● Problem statement:
Count the lines in the entries below that contain the word "habrán", with case counting, and give only that number.

--- START OF Supplied data ---

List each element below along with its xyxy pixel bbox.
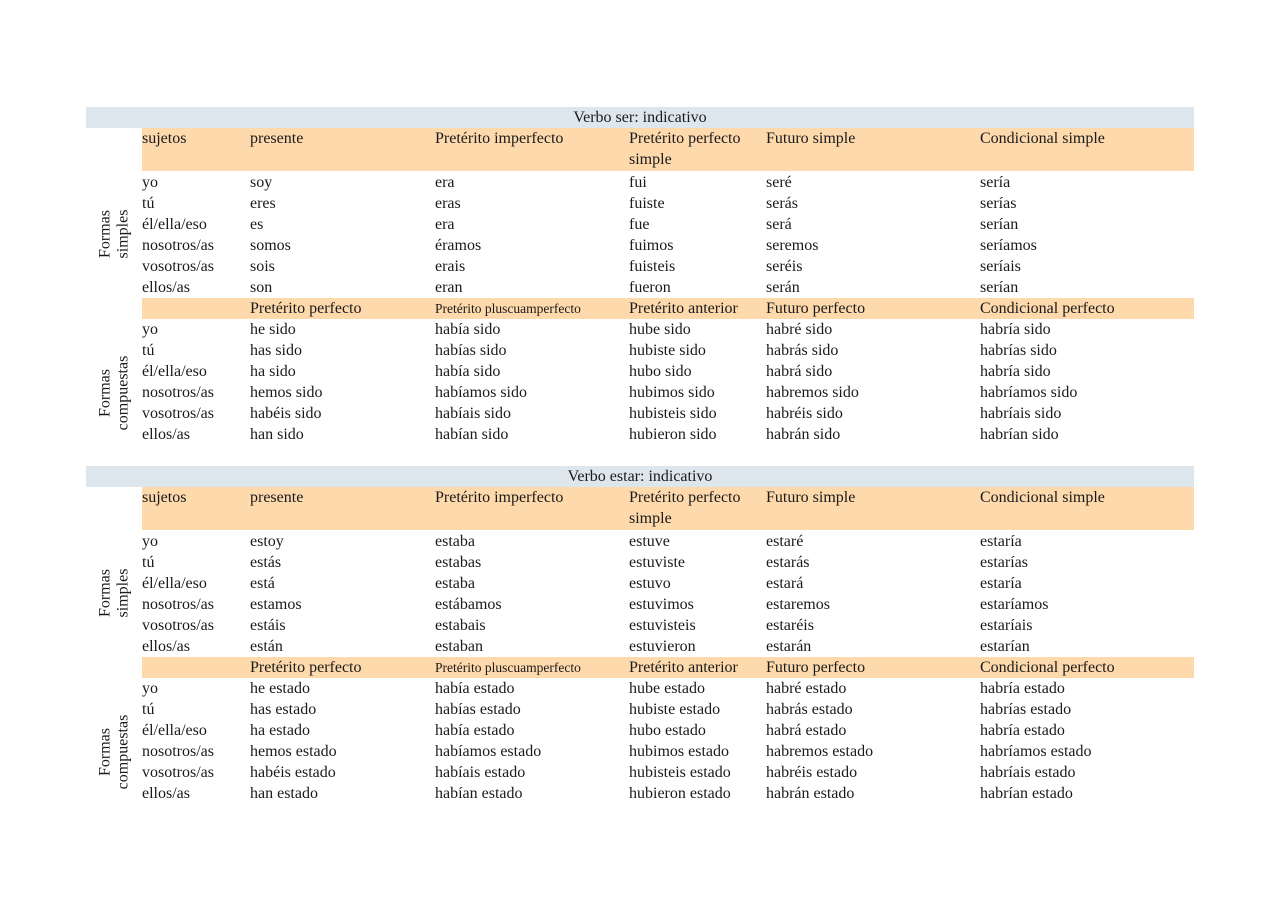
verb-cell: estaría: [980, 575, 1022, 592]
subject-cell: tú: [142, 701, 155, 718]
header-cell: presente: [250, 489, 304, 506]
side-label-line: simples: [113, 568, 131, 618]
verb-cell: fuisteis: [629, 258, 676, 275]
verb-cell: hubisteis sido: [629, 405, 717, 422]
verb-cell: serías: [980, 195, 1017, 212]
verb-cell: habremos sido: [766, 384, 859, 401]
table-row: [142, 403, 1194, 424]
verb-cell: habrías estado: [980, 701, 1072, 718]
conjugation-grid: [86, 128, 1194, 445]
verb-cell: has sido: [250, 342, 302, 359]
header-cell: Condicional perfecto: [980, 659, 1115, 676]
header-cell: Pretérito imperfecto: [435, 489, 564, 506]
verb-cell: estaré: [766, 533, 804, 550]
side-label-simple: [86, 149, 142, 319]
verb-cell: estuvieron: [629, 638, 696, 655]
verb-cell: estuvimos: [629, 596, 694, 613]
verb-cell: habrías sido: [980, 342, 1057, 359]
verb-cell: habré sido: [766, 321, 833, 338]
header-cell: sujetos: [142, 130, 187, 147]
verb-cell: fuiste: [629, 195, 665, 212]
side-label-line: Formas: [95, 569, 113, 618]
verb-cell: habríais estado: [980, 764, 1076, 781]
compound-header-row: [142, 298, 1194, 319]
verb-cell: estábamos: [435, 596, 502, 613]
header-cell: Condicional simple: [980, 130, 1105, 147]
subject-cell: él/ella/eso: [142, 363, 207, 380]
verb-cell: estamos: [250, 596, 302, 613]
verb-cell: habría estado: [980, 722, 1065, 739]
verb-cell: habíamos estado: [435, 743, 542, 760]
header-cell: Futuro simple: [766, 130, 856, 147]
side-label-line: Formas: [96, 368, 113, 417]
table-row: [142, 762, 1194, 783]
verb-cell: serán: [766, 279, 800, 296]
verb-cell: había estado: [435, 680, 515, 697]
header-cell: Condicional perfecto: [980, 300, 1115, 317]
verb-cell: ha estado: [250, 722, 310, 739]
table-row: [142, 382, 1194, 403]
verb-cell: estaremos: [766, 596, 830, 613]
verb-cell: hubieron sido: [629, 426, 717, 443]
verb-cell: hubisteis estado: [629, 764, 731, 781]
verb-cell: éramos: [435, 237, 482, 254]
verb-cell: habríais sido: [980, 405, 1062, 422]
table-row: [142, 235, 1194, 256]
verb-cell: habréis sido: [766, 405, 843, 422]
verb-cell: estuviste: [629, 554, 685, 571]
verb-cell: hube sido: [629, 321, 691, 338]
subject-cell: vosotros/as: [142, 405, 214, 422]
verb-cell: habían estado: [435, 785, 523, 802]
verb-cell: hube estado: [629, 680, 705, 697]
verb-cell: había sido: [435, 363, 501, 380]
table-row: [142, 172, 1194, 193]
subject-cell: nosotros/as: [142, 384, 214, 401]
verb-cell: está: [250, 575, 275, 592]
header-cell: Pretérito anterior: [629, 300, 738, 317]
verb-cell: hemos sido: [250, 384, 323, 401]
simple-header-row: [142, 128, 1194, 171]
table-row: [142, 783, 1194, 804]
header-cell: Futuro perfecto: [766, 659, 866, 676]
verb-cell: habría sido: [980, 363, 1051, 380]
verb-cell: estaría: [980, 533, 1022, 550]
header-cell: Pretérito perfecto: [250, 300, 362, 317]
table-row: [142, 573, 1194, 594]
verb-cell: habéis sido: [250, 405, 322, 422]
subject-cell: tú: [142, 342, 155, 359]
verb-cell: habrás estado: [766, 701, 853, 718]
verb-cell: son: [250, 279, 273, 296]
verb-cell: estarás: [766, 554, 810, 571]
verb-cell: habré estado: [766, 680, 847, 697]
table-row: [142, 720, 1194, 741]
verb-cell: habrá estado: [766, 722, 847, 739]
table-ser: [86, 107, 1194, 445]
verb-cell: habíais sido: [435, 405, 511, 422]
verb-cell: estaba: [435, 575, 475, 592]
verb-cell: he estado: [250, 680, 310, 697]
table-row: [142, 424, 1194, 445]
verb-cell: estaríais: [980, 617, 1033, 634]
table-row: [142, 531, 1194, 552]
verb-cell: fui: [629, 174, 647, 191]
verb-cell: fueron: [629, 279, 671, 296]
simple-header-row: [142, 487, 1194, 530]
side-label-line: compuestas: [114, 714, 131, 789]
conjugation-grid: [86, 487, 1194, 804]
table-row: [142, 699, 1194, 720]
verb-cell: había sido: [435, 321, 501, 338]
header-cell: Pretérito anterior: [629, 659, 738, 676]
verb-cell: habíamos sido: [435, 384, 527, 401]
verb-cell: hubo sido: [629, 363, 692, 380]
verb-cell: estarían: [980, 638, 1030, 655]
table-title: Verbo estar: indicativo: [86, 466, 1194, 487]
verb-cell: seréis: [766, 258, 803, 275]
table-row: [142, 615, 1194, 636]
verb-cell: hubimos estado: [629, 743, 729, 760]
subject-cell: ellos/as: [142, 785, 190, 802]
header-cell: Condicional simple: [980, 489, 1105, 506]
verb-cell: eres: [250, 195, 276, 212]
verb-cell: estabais: [435, 617, 486, 634]
verb-cell: había estado: [435, 722, 515, 739]
header-cell: Pretérito pluscuamperfecto: [435, 301, 581, 316]
side-label-line: compuestas: [114, 355, 131, 430]
table-row: [142, 678, 1194, 699]
verb-cell: estuvo: [629, 575, 671, 592]
table-row: [142, 594, 1194, 615]
verb-cell: eran: [435, 279, 463, 296]
verb-cell: han sido: [250, 426, 304, 443]
verb-cell: seremos: [766, 237, 819, 254]
verb-cell: habías estado: [435, 701, 521, 718]
subject-cell: él/ella/eso: [142, 216, 207, 233]
verb-cell: somos: [250, 237, 291, 254]
verb-cell: estarías: [980, 554, 1028, 571]
subject-cell: yo: [142, 533, 158, 550]
verb-cell: estará: [766, 575, 804, 592]
header-cell: Futuro simple: [766, 489, 856, 506]
table-row: [142, 552, 1194, 573]
verb-cell: es: [250, 216, 264, 233]
subject-cell: tú: [142, 554, 155, 571]
subject-cell: nosotros/as: [142, 743, 214, 760]
table-row: [142, 741, 1194, 762]
verb-cell: habrán estado: [766, 785, 855, 802]
verb-cell: habrás sido: [766, 342, 839, 359]
verb-cell: habrían sido: [980, 426, 1059, 443]
verb-cell: hubiste sido: [629, 342, 706, 359]
side-label-compuestas: [86, 678, 142, 825]
header-cell: Pretérito perfecto simple: [629, 130, 741, 168]
verb-cell: será: [766, 216, 792, 233]
table-row: [142, 256, 1194, 277]
verb-cell: habréis estado: [766, 764, 858, 781]
table-title: Verbo ser: indicativo: [86, 107, 1194, 128]
table-row: [142, 214, 1194, 235]
verb-cell: habríamos sido: [980, 384, 1078, 401]
verb-cell: habría estado: [980, 680, 1065, 697]
header-cell: Futuro perfecto: [766, 300, 866, 317]
subject-cell: tú: [142, 195, 155, 212]
verb-cell: habrá sido: [766, 363, 833, 380]
verb-cell: eras: [435, 195, 461, 212]
verb-cell: seré: [766, 174, 792, 191]
verb-cell: habría sido: [980, 321, 1051, 338]
table-row: [142, 277, 1194, 298]
side-label-line: Formas: [95, 210, 113, 259]
verb-cell: estáis: [250, 617, 286, 634]
table-row: [142, 340, 1194, 361]
table-row: [142, 193, 1194, 214]
table-row: [142, 636, 1194, 657]
verb-cell: has estado: [250, 701, 317, 718]
verb-cell: serás: [766, 195, 798, 212]
subject-cell: él/ella/eso: [142, 722, 207, 739]
side-label-line: Formas: [96, 727, 113, 776]
subject-cell: él/ella/eso: [142, 575, 207, 592]
verb-cell: estaréis: [766, 617, 814, 634]
verb-cell: fuimos: [629, 237, 674, 254]
verb-cell: erais: [435, 258, 466, 275]
subject-cell: yo: [142, 680, 158, 697]
verb-cell: estaba: [435, 533, 475, 550]
compound-header-row: [142, 657, 1194, 678]
header-cell: Pretérito perfecto: [250, 659, 362, 676]
verb-cell: estás: [250, 554, 282, 571]
subject-cell: ellos/as: [142, 279, 190, 296]
verb-cell: estaban: [435, 638, 483, 655]
verb-cell: estabas: [435, 554, 482, 571]
verb-cell: habremos estado: [766, 743, 874, 760]
verb-cell: era: [435, 174, 455, 191]
table-row: [142, 319, 1194, 340]
verb-cell: habrían estado: [980, 785, 1073, 802]
header-cell: Pretérito perfecto simple: [629, 489, 741, 527]
verb-cell: estoy: [250, 533, 284, 550]
subject-cell: ellos/as: [142, 426, 190, 443]
verb-cell: habíais estado: [435, 764, 526, 781]
verb-cell: hubimos sido: [629, 384, 715, 401]
subject-cell: yo: [142, 321, 158, 338]
subject-cell: vosotros/as: [142, 258, 214, 275]
verb-cell: habríamos estado: [980, 743, 1092, 760]
table-estar: [86, 466, 1194, 804]
verb-cell: serían: [980, 216, 1019, 233]
header-cell: Pretérito imperfecto: [435, 130, 564, 147]
verb-cell: he sido: [250, 321, 296, 338]
subject-cell: vosotros/as: [142, 764, 214, 781]
verb-cell: habrán sido: [766, 426, 841, 443]
subject-cell: ellos/as: [142, 638, 190, 655]
subject-cell: nosotros/as: [142, 237, 214, 254]
verb-cell: hubieron estado: [629, 785, 731, 802]
verb-cell: estuvisteis: [629, 617, 696, 634]
verb-cell: soy: [250, 174, 273, 191]
verb-cell: era: [435, 216, 455, 233]
verb-cell: seríais: [980, 258, 1021, 275]
subject-cell: vosotros/as: [142, 617, 214, 634]
verb-cell: ha sido: [250, 363, 296, 380]
side-label-simple: [86, 508, 142, 678]
verb-cell: seríamos: [980, 237, 1037, 254]
side-label-line: simples: [113, 209, 131, 259]
verb-cell: habían sido: [435, 426, 509, 443]
verb-cell: habéis estado: [250, 764, 336, 781]
subject-cell: yo: [142, 174, 158, 191]
verb-cell: estuve: [629, 533, 670, 550]
header-cell: Pretérito pluscuamperfecto: [435, 660, 581, 675]
verb-cell: serían: [980, 279, 1019, 296]
verb-cell: fue: [629, 216, 650, 233]
verb-cell: están: [250, 638, 283, 655]
verb-cell: han estado: [250, 785, 318, 802]
verb-cell: estarán: [766, 638, 812, 655]
verb-cell: estaríamos: [980, 596, 1049, 613]
verb-cell: hemos estado: [250, 743, 337, 760]
verb-cell: habías sido: [435, 342, 507, 359]
header-cell: presente: [250, 130, 304, 147]
verb-cell: hubo estado: [629, 722, 706, 739]
table-row: [142, 361, 1194, 382]
verb-cell: sería: [980, 174, 1011, 191]
side-label-compuestas: [86, 319, 142, 466]
header-cell: sujetos: [142, 489, 187, 506]
subject-cell: nosotros/as: [142, 596, 214, 613]
verb-cell: sois: [250, 258, 275, 275]
verb-cell: hubiste estado: [629, 701, 721, 718]
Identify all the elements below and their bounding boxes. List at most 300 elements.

--- END OF Supplied data ---

● Worked solution:
2